Reproduce the data below in full and exclude every picture.

[Collected data entries]
## Start

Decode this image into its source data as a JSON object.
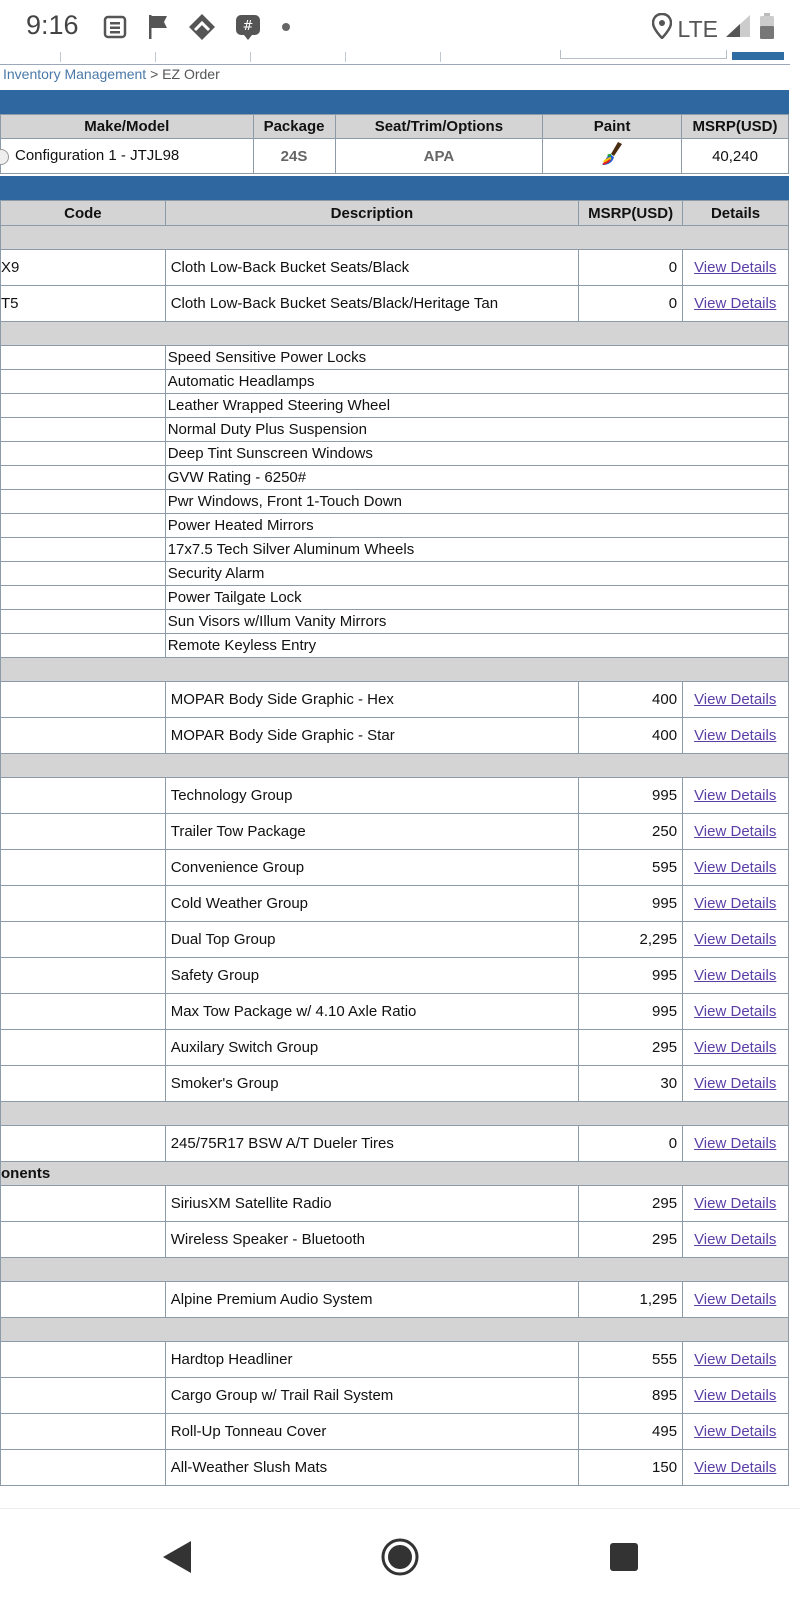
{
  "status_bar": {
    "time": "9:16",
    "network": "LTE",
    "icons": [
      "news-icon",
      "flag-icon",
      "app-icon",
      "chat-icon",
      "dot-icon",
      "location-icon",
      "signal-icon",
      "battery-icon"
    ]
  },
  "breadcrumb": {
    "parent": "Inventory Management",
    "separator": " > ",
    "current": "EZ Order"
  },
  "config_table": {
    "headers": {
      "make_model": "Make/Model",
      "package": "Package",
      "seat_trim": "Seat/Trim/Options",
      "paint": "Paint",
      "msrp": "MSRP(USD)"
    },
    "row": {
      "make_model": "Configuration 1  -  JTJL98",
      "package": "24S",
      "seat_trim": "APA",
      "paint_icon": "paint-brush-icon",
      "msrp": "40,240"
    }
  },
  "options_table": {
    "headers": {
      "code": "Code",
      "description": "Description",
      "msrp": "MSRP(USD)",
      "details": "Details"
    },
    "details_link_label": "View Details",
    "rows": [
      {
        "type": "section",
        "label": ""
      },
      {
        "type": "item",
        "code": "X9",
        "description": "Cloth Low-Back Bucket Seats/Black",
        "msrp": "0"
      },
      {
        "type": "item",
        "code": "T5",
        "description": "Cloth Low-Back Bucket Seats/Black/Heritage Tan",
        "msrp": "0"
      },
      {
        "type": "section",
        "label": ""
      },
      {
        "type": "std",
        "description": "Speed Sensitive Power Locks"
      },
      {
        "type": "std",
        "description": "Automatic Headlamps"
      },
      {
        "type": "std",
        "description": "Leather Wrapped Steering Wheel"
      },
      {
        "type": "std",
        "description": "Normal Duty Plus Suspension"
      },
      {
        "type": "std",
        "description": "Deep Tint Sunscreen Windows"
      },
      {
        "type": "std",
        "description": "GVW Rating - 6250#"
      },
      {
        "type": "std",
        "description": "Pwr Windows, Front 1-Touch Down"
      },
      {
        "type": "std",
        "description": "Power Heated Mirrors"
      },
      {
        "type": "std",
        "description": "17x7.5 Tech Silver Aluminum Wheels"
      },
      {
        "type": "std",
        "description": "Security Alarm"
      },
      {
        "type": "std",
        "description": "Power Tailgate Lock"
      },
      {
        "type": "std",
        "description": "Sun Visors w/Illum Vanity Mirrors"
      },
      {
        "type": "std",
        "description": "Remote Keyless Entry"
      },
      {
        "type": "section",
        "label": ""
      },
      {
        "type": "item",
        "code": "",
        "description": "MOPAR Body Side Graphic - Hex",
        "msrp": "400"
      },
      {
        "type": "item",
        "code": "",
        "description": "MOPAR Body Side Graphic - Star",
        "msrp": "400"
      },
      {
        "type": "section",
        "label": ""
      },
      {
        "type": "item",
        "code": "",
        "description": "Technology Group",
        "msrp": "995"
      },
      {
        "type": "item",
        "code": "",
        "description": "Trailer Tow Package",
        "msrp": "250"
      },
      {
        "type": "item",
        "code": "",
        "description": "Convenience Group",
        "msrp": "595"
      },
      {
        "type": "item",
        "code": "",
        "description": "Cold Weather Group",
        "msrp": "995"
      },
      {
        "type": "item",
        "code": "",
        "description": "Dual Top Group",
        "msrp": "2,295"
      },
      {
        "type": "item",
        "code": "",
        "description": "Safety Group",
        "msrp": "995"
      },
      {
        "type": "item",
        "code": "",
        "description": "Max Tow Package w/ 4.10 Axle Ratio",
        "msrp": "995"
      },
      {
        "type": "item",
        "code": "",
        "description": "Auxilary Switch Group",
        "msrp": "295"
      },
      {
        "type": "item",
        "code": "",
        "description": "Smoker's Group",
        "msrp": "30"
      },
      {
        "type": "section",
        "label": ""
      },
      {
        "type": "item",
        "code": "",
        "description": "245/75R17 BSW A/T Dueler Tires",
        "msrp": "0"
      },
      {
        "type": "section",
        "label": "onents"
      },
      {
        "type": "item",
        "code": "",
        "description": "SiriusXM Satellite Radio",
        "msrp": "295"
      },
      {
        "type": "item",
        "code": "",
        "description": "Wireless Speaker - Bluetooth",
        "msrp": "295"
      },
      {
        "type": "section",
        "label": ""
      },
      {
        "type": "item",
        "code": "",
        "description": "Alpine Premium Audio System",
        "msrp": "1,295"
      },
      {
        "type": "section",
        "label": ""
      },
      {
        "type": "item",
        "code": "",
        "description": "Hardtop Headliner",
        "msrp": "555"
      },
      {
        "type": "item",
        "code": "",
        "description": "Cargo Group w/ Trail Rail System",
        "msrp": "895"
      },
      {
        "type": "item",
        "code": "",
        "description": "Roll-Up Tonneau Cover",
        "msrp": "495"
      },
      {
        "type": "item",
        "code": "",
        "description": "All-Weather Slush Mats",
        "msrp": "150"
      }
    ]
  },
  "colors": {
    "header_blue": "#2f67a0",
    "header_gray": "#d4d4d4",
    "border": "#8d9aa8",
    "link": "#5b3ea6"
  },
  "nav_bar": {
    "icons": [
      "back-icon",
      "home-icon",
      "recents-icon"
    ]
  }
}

## End

In response =
Decode this image into its source data as a JSON object.
{
  "status_bar": {
    "time": "9:16",
    "network": "LTE",
    "icons": [
      "news-icon",
      "flag-icon",
      "app-icon",
      "chat-icon",
      "dot-icon",
      "location-icon",
      "signal-icon",
      "battery-icon"
    ]
  },
  "breadcrumb": {
    "parent": "Inventory Management",
    "separator": " > ",
    "current": "EZ Order"
  },
  "config_table": {
    "headers": {
      "make_model": "Make/Model",
      "package": "Package",
      "seat_trim": "Seat/Trim/Options",
      "paint": "Paint",
      "msrp": "MSRP(USD)"
    },
    "row": {
      "make_model": "Configuration 1  -  JTJL98",
      "package": "24S",
      "seat_trim": "APA",
      "paint_icon": "paint-brush-icon",
      "msrp": "40,240"
    }
  },
  "options_table": {
    "headers": {
      "code": "Code",
      "description": "Description",
      "msrp": "MSRP(USD)",
      "details": "Details"
    },
    "details_link_label": "View Details",
    "rows": [
      {
        "type": "section",
        "label": ""
      },
      {
        "type": "item",
        "code": "X9",
        "description": "Cloth Low-Back Bucket Seats/Black",
        "msrp": "0"
      },
      {
        "type": "item",
        "code": "T5",
        "description": "Cloth Low-Back Bucket Seats/Black/Heritage Tan",
        "msrp": "0"
      },
      {
        "type": "section",
        "label": ""
      },
      {
        "type": "std",
        "description": "Speed Sensitive Power Locks"
      },
      {
        "type": "std",
        "description": "Automatic Headlamps"
      },
      {
        "type": "std",
        "description": "Leather Wrapped Steering Wheel"
      },
      {
        "type": "std",
        "description": "Normal Duty Plus Suspension"
      },
      {
        "type": "std",
        "description": "Deep Tint Sunscreen Windows"
      },
      {
        "type": "std",
        "description": "GVW Rating - 6250#"
      },
      {
        "type": "std",
        "description": "Pwr Windows, Front 1-Touch Down"
      },
      {
        "type": "std",
        "description": "Power Heated Mirrors"
      },
      {
        "type": "std",
        "description": "17x7.5 Tech Silver Aluminum Wheels"
      },
      {
        "type": "std",
        "description": "Security Alarm"
      },
      {
        "type": "std",
        "description": "Power Tailgate Lock"
      },
      {
        "type": "std",
        "description": "Sun Visors w/Illum Vanity Mirrors"
      },
      {
        "type": "std",
        "description": "Remote Keyless Entry"
      },
      {
        "type": "section",
        "label": ""
      },
      {
        "type": "item",
        "code": "",
        "description": "MOPAR Body Side Graphic - Hex",
        "msrp": "400"
      },
      {
        "type": "item",
        "code": "",
        "description": "MOPAR Body Side Graphic - Star",
        "msrp": "400"
      },
      {
        "type": "section",
        "label": ""
      },
      {
        "type": "item",
        "code": "",
        "description": "Technology Group",
        "msrp": "995"
      },
      {
        "type": "item",
        "code": "",
        "description": "Trailer Tow Package",
        "msrp": "250"
      },
      {
        "type": "item",
        "code": "",
        "description": "Convenience Group",
        "msrp": "595"
      },
      {
        "type": "item",
        "code": "",
        "description": "Cold Weather Group",
        "msrp": "995"
      },
      {
        "type": "item",
        "code": "",
        "description": "Dual Top Group",
        "msrp": "2,295"
      },
      {
        "type": "item",
        "code": "",
        "description": "Safety Group",
        "msrp": "995"
      },
      {
        "type": "item",
        "code": "",
        "description": "Max Tow Package w/ 4.10 Axle Ratio",
        "msrp": "995"
      },
      {
        "type": "item",
        "code": "",
        "description": "Auxilary Switch Group",
        "msrp": "295"
      },
      {
        "type": "item",
        "code": "",
        "description": "Smoker's Group",
        "msrp": "30"
      },
      {
        "type": "section",
        "label": ""
      },
      {
        "type": "item",
        "code": "",
        "description": "245/75R17 BSW A/T Dueler Tires",
        "msrp": "0"
      },
      {
        "type": "section",
        "label": "onents"
      },
      {
        "type": "item",
        "code": "",
        "description": "SiriusXM Satellite Radio",
        "msrp": "295"
      },
      {
        "type": "item",
        "code": "",
        "description": "Wireless Speaker - Bluetooth",
        "msrp": "295"
      },
      {
        "type": "section",
        "label": ""
      },
      {
        "type": "item",
        "code": "",
        "description": "Alpine Premium Audio System",
        "msrp": "1,295"
      },
      {
        "type": "section",
        "label": ""
      },
      {
        "type": "item",
        "code": "",
        "description": "Hardtop Headliner",
        "msrp": "555"
      },
      {
        "type": "item",
        "code": "",
        "description": "Cargo Group w/ Trail Rail System",
        "msrp": "895"
      },
      {
        "type": "item",
        "code": "",
        "description": "Roll-Up Tonneau Cover",
        "msrp": "495"
      },
      {
        "type": "item",
        "code": "",
        "description": "All-Weather Slush Mats",
        "msrp": "150"
      }
    ]
  },
  "colors": {
    "header_blue": "#2f67a0",
    "header_gray": "#d4d4d4",
    "border": "#8d9aa8",
    "link": "#5b3ea6"
  },
  "nav_bar": {
    "icons": [
      "back-icon",
      "home-icon",
      "recents-icon"
    ]
  }
}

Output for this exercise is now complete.